[Spatial layout entries]
════════════════
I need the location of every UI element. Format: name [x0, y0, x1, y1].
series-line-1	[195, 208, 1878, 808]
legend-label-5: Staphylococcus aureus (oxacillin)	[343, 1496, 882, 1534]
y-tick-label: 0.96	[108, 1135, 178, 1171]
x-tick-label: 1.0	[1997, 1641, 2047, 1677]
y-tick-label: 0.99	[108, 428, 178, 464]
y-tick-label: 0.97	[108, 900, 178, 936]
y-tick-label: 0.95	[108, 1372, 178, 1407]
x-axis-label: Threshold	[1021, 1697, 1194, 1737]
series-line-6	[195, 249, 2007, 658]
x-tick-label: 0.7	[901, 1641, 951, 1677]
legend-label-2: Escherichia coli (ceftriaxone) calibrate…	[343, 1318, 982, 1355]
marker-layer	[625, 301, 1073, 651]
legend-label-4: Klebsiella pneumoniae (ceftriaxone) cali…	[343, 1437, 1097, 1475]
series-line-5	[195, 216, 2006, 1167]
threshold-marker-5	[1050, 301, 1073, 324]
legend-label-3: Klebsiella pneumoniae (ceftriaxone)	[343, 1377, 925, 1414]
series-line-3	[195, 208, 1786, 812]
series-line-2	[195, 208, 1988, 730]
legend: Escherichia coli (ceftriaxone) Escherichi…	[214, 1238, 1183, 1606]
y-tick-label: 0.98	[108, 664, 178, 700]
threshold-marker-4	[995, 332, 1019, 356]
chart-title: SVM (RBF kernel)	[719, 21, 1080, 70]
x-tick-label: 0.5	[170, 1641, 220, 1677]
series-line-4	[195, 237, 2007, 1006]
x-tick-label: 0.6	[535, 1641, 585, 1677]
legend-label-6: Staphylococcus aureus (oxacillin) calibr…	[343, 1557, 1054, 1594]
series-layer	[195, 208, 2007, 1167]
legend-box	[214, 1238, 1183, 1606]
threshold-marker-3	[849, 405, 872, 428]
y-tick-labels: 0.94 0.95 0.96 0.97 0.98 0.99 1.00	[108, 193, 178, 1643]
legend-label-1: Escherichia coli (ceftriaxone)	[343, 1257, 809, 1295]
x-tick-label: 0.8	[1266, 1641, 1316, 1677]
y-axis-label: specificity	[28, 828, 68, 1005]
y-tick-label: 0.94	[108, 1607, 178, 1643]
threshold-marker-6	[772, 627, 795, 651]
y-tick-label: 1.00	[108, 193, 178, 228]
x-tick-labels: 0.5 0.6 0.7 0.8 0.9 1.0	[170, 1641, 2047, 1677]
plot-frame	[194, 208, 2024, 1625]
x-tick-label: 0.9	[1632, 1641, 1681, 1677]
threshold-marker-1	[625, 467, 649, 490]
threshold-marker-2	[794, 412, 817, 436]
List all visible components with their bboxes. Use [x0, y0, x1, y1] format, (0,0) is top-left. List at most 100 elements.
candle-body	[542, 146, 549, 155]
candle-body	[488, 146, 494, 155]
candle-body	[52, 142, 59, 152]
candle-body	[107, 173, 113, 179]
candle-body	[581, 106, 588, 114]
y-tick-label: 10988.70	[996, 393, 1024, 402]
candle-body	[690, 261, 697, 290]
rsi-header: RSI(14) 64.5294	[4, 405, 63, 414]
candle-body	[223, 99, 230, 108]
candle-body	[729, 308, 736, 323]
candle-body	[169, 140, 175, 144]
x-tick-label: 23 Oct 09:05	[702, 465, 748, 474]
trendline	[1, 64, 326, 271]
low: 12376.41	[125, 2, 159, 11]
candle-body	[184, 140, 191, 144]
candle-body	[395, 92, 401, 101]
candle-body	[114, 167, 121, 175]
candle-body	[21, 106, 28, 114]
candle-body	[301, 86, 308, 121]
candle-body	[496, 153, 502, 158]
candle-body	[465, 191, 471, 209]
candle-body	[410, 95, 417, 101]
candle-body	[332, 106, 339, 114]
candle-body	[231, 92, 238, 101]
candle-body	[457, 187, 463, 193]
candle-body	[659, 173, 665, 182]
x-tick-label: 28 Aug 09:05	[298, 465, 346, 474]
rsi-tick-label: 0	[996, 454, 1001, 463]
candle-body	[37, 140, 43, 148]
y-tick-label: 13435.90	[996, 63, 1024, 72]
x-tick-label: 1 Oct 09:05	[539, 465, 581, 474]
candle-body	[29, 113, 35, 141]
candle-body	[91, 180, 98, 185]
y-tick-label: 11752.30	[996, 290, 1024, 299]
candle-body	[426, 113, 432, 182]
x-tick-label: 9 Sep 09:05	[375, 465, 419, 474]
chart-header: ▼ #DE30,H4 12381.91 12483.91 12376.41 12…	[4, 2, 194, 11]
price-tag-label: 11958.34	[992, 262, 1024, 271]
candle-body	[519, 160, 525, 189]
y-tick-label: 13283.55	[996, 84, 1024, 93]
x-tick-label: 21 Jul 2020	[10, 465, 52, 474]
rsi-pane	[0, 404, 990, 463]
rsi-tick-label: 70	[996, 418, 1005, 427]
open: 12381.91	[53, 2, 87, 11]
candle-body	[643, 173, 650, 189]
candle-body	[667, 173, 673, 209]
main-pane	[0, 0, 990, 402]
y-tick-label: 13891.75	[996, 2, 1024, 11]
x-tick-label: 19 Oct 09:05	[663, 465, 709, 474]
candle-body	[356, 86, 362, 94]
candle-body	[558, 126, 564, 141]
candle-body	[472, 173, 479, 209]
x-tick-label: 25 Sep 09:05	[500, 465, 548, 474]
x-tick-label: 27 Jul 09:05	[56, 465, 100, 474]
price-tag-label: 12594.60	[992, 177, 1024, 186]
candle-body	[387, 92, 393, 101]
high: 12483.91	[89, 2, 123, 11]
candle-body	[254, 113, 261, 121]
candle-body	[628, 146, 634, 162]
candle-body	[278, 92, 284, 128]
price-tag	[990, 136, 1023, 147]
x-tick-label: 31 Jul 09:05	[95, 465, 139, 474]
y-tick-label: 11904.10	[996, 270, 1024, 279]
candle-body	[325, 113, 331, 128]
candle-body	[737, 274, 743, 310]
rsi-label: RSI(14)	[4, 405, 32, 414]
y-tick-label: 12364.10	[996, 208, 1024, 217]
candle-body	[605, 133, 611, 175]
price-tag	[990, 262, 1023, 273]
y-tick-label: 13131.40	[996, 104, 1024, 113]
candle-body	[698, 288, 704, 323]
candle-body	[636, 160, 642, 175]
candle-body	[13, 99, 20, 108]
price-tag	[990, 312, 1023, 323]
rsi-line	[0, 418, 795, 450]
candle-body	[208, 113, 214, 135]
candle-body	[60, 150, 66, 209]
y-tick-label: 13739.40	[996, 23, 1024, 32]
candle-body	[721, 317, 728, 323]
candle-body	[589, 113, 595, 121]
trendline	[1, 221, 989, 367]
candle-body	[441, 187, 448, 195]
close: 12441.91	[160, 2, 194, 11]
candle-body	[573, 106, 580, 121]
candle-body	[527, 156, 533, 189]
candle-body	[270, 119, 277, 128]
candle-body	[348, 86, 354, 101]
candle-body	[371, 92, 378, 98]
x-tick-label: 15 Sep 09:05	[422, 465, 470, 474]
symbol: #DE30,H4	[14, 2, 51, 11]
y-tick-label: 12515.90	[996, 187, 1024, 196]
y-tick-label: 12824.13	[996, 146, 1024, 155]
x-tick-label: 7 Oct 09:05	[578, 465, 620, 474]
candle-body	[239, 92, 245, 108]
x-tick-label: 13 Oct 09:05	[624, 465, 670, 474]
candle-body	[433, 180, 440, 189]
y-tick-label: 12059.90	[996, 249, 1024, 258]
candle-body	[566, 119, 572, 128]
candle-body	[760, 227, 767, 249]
════════════════
### What this task involves
Please copy the data above word for word, keeping every line in its original order.

### Reply to the exercise
I need the location of every UI element. Format: name [x0, y0, x1, y1].
series-line-1	[195, 208, 1878, 808]
legend-label-5: Staphylococcus aureus (oxacillin)	[343, 1496, 882, 1534]
y-tick-label: 0.96	[108, 1135, 178, 1171]
x-tick-label: 1.0	[1997, 1641, 2047, 1677]
y-tick-label: 0.99	[108, 428, 178, 464]
y-tick-label: 0.97	[108, 900, 178, 936]
y-tick-label: 0.95	[108, 1372, 178, 1407]
x-axis-label: Threshold	[1021, 1697, 1194, 1737]
series-line-6	[195, 249, 2007, 658]
x-tick-label: 0.7	[901, 1641, 951, 1677]
legend-label-2: Escherichia coli (ceftriaxone) calibrate…	[343, 1318, 982, 1355]
marker-layer	[625, 301, 1073, 651]
legend-label-4: Klebsiella pneumoniae (ceftriaxone) cali…	[343, 1437, 1097, 1475]
series-line-5	[195, 216, 2006, 1167]
threshold-marker-5	[1050, 301, 1073, 324]
legend-label-3: Klebsiella pneumoniae (ceftriaxone)	[343, 1377, 925, 1414]
series-line-3	[195, 208, 1786, 812]
series-line-2	[195, 208, 1988, 730]
legend: Escherichia coli (ceftriaxone) Escherichi…	[214, 1238, 1183, 1606]
y-tick-label: 0.98	[108, 664, 178, 700]
threshold-marker-4	[995, 332, 1019, 356]
chart-title: SVM (RBF kernel)	[719, 21, 1080, 70]
x-tick-label: 0.5	[170, 1641, 220, 1677]
series-line-4	[195, 237, 2007, 1006]
x-tick-label: 0.6	[535, 1641, 585, 1677]
legend-label-6: Staphylococcus aureus (oxacillin) calibr…	[343, 1557, 1054, 1594]
series-layer	[195, 208, 2007, 1167]
legend-box	[214, 1238, 1183, 1606]
threshold-marker-3	[849, 405, 872, 428]
y-tick-labels: 0.94 0.95 0.96 0.97 0.98 0.99 1.00	[108, 193, 178, 1643]
legend-label-1: Escherichia coli (ceftriaxone)	[343, 1257, 809, 1295]
x-tick-label: 0.8	[1266, 1641, 1316, 1677]
y-axis-label: specificity	[28, 828, 68, 1005]
y-tick-label: 0.94	[108, 1607, 178, 1643]
threshold-marker-6	[772, 627, 795, 651]
y-tick-label: 1.00	[108, 193, 178, 228]
x-tick-labels: 0.5 0.6 0.7 0.8 0.9 1.0	[170, 1641, 2047, 1677]
plot-frame	[194, 208, 2024, 1625]
x-tick-label: 0.9	[1632, 1641, 1681, 1677]
threshold-marker-1	[625, 467, 649, 490]
threshold-marker-2	[794, 412, 817, 436]
List all visible components with their bboxes. Use [x0, y0, x1, y1] format, (0,0) is top-left. List at most 100 elements.
candle-body	[542, 146, 549, 155]
candle-body	[488, 146, 494, 155]
candle-body	[52, 142, 59, 152]
candle-body	[107, 173, 113, 179]
candle-body	[581, 106, 588, 114]
y-tick-label: 10988.70	[996, 393, 1024, 402]
candle-body	[690, 261, 697, 290]
rsi-header: RSI(14) 64.5294	[4, 405, 63, 414]
candle-body	[223, 99, 230, 108]
candle-body	[729, 308, 736, 323]
candle-body	[169, 140, 175, 144]
x-tick-label: 23 Oct 09:05	[702, 465, 748, 474]
trendline	[1, 64, 326, 271]
low: 12376.41	[125, 2, 159, 11]
candle-body	[184, 140, 191, 144]
candle-body	[395, 92, 401, 101]
candle-body	[114, 167, 121, 175]
candle-body	[21, 106, 28, 114]
candle-body	[301, 86, 308, 121]
candle-body	[496, 153, 502, 158]
candle-body	[465, 191, 471, 209]
candle-body	[410, 95, 417, 101]
candle-body	[332, 106, 339, 114]
candle-body	[231, 92, 238, 101]
candle-body	[457, 187, 463, 193]
candle-body	[659, 173, 665, 182]
x-tick-label: 28 Aug 09:05	[298, 465, 346, 474]
rsi-tick-label: 0	[996, 454, 1001, 463]
candle-body	[37, 140, 43, 148]
y-tick-label: 13435.90	[996, 63, 1024, 72]
x-tick-label: 1 Oct 09:05	[539, 465, 581, 474]
candle-body	[29, 113, 35, 141]
candle-body	[91, 180, 98, 185]
y-tick-label: 11752.30	[996, 290, 1024, 299]
candle-body	[426, 113, 432, 182]
x-tick-label: 9 Sep 09:05	[375, 465, 419, 474]
chart-header: ▼ #DE30,H4 12381.91 12483.91 12376.41 12…	[4, 2, 194, 11]
price-tag-label: 11958.34	[992, 262, 1024, 271]
candle-body	[519, 160, 525, 189]
y-tick-label: 13283.55	[996, 84, 1024, 93]
x-tick-label: 21 Jul 2020	[10, 465, 52, 474]
rsi-pane	[0, 404, 990, 463]
rsi-tick-label: 70	[996, 418, 1005, 427]
open: 12381.91	[53, 2, 87, 11]
candle-body	[643, 173, 650, 189]
candle-body	[667, 173, 673, 209]
main-pane	[0, 0, 990, 402]
y-tick-label: 13891.75	[996, 2, 1024, 11]
x-tick-label: 19 Oct 09:05	[663, 465, 709, 474]
candle-body	[356, 86, 362, 94]
candle-body	[558, 126, 564, 141]
candle-body	[472, 173, 479, 209]
x-tick-label: 25 Sep 09:05	[500, 465, 548, 474]
x-tick-label: 27 Jul 09:05	[56, 465, 100, 474]
price-tag-label: 12594.60	[992, 177, 1024, 186]
candle-body	[387, 92, 393, 101]
high: 12483.91	[89, 2, 123, 11]
candle-body	[254, 113, 261, 121]
candle-body	[628, 146, 634, 162]
candle-body	[278, 92, 284, 128]
price-tag	[990, 136, 1023, 147]
x-tick-label: 31 Jul 09:05	[95, 465, 139, 474]
y-tick-label: 11904.10	[996, 270, 1024, 279]
candle-body	[325, 113, 331, 128]
candle-body	[737, 274, 743, 310]
rsi-label: RSI(14)	[4, 405, 32, 414]
y-tick-label: 12364.10	[996, 208, 1024, 217]
candle-body	[605, 133, 611, 175]
price-tag	[990, 262, 1023, 273]
y-tick-label: 13131.40	[996, 104, 1024, 113]
candle-body	[698, 288, 704, 323]
candle-body	[636, 160, 642, 175]
candle-body	[13, 99, 20, 108]
price-tag	[990, 312, 1023, 323]
rsi-line	[0, 418, 795, 450]
candle-body	[208, 113, 214, 135]
candle-body	[60, 150, 66, 209]
y-tick-label: 13739.40	[996, 23, 1024, 32]
candle-body	[721, 317, 728, 323]
candle-body	[589, 113, 595, 121]
trendline	[1, 221, 989, 367]
candle-body	[441, 187, 448, 195]
close: 12441.91	[160, 2, 194, 11]
candle-body	[573, 106, 580, 121]
candle-body	[527, 156, 533, 189]
candle-body	[270, 119, 277, 128]
candle-body	[348, 86, 354, 101]
candle-body	[371, 92, 378, 98]
x-tick-label: 15 Sep 09:05	[422, 465, 470, 474]
symbol: #DE30,H4	[14, 2, 51, 11]
y-tick-label: 12515.90	[996, 187, 1024, 196]
y-tick-label: 12824.13	[996, 146, 1024, 155]
x-tick-label: 7 Oct 09:05	[578, 465, 620, 474]
candle-body	[239, 92, 245, 108]
x-tick-label: 13 Oct 09:05	[624, 465, 670, 474]
candle-body	[433, 180, 440, 189]
y-tick-label: 12059.90	[996, 249, 1024, 258]
candle-body	[566, 119, 572, 128]
candle-body	[760, 227, 767, 249]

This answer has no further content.